EXERCISE: In the material below, find all lines with the string "name" and copy them.

DATASET EXTRACT:
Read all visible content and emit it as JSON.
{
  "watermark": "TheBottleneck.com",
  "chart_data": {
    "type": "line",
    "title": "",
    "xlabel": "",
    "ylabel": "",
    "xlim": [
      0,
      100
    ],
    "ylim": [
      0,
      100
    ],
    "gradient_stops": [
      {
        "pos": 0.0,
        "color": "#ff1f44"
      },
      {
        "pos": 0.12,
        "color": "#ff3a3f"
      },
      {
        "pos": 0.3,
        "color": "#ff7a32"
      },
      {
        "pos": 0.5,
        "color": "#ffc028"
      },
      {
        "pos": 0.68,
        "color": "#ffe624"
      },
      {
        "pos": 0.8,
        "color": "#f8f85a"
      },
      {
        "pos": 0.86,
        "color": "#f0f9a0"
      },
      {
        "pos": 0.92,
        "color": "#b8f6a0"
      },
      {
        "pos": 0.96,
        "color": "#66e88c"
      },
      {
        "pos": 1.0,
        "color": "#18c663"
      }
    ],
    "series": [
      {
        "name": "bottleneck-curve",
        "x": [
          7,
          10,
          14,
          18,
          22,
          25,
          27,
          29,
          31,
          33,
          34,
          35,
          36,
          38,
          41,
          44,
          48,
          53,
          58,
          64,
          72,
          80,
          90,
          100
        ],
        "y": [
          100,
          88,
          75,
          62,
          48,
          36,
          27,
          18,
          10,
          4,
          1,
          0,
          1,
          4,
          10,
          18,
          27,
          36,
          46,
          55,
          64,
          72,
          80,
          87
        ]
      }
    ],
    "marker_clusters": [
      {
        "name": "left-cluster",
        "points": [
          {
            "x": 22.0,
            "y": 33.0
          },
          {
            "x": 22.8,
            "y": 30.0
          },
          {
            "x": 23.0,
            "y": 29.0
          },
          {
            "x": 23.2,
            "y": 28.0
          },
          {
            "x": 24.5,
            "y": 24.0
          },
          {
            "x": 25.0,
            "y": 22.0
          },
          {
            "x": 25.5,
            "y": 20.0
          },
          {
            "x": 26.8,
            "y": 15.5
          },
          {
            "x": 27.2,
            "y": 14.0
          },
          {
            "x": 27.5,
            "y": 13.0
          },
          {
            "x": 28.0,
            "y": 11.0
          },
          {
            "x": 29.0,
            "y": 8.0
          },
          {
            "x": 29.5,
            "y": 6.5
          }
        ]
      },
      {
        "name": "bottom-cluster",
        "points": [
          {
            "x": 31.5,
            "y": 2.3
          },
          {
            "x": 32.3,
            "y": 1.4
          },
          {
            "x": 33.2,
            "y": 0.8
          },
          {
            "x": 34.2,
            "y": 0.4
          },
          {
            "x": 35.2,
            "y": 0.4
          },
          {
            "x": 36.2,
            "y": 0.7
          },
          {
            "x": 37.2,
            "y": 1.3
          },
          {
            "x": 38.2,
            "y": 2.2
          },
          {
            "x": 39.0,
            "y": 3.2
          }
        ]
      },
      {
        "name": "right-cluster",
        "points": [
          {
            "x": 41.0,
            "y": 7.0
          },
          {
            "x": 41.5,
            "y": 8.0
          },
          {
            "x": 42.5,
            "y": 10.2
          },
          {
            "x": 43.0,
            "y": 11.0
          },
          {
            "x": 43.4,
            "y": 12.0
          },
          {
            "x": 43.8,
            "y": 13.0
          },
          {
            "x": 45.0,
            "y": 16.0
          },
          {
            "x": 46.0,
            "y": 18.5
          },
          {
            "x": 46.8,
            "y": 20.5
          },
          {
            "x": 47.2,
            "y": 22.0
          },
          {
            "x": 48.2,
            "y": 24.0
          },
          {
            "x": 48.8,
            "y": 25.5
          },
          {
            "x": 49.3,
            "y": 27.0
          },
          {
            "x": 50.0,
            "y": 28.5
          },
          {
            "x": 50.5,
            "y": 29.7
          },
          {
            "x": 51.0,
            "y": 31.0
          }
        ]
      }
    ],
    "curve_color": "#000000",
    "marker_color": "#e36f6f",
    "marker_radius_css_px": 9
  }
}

ANSWER TO THIS TASK:
        "name": "bottleneck-curve",
        "name": "left-cluster",
        "name": "bottom-cluster",
        "name": "right-cluster",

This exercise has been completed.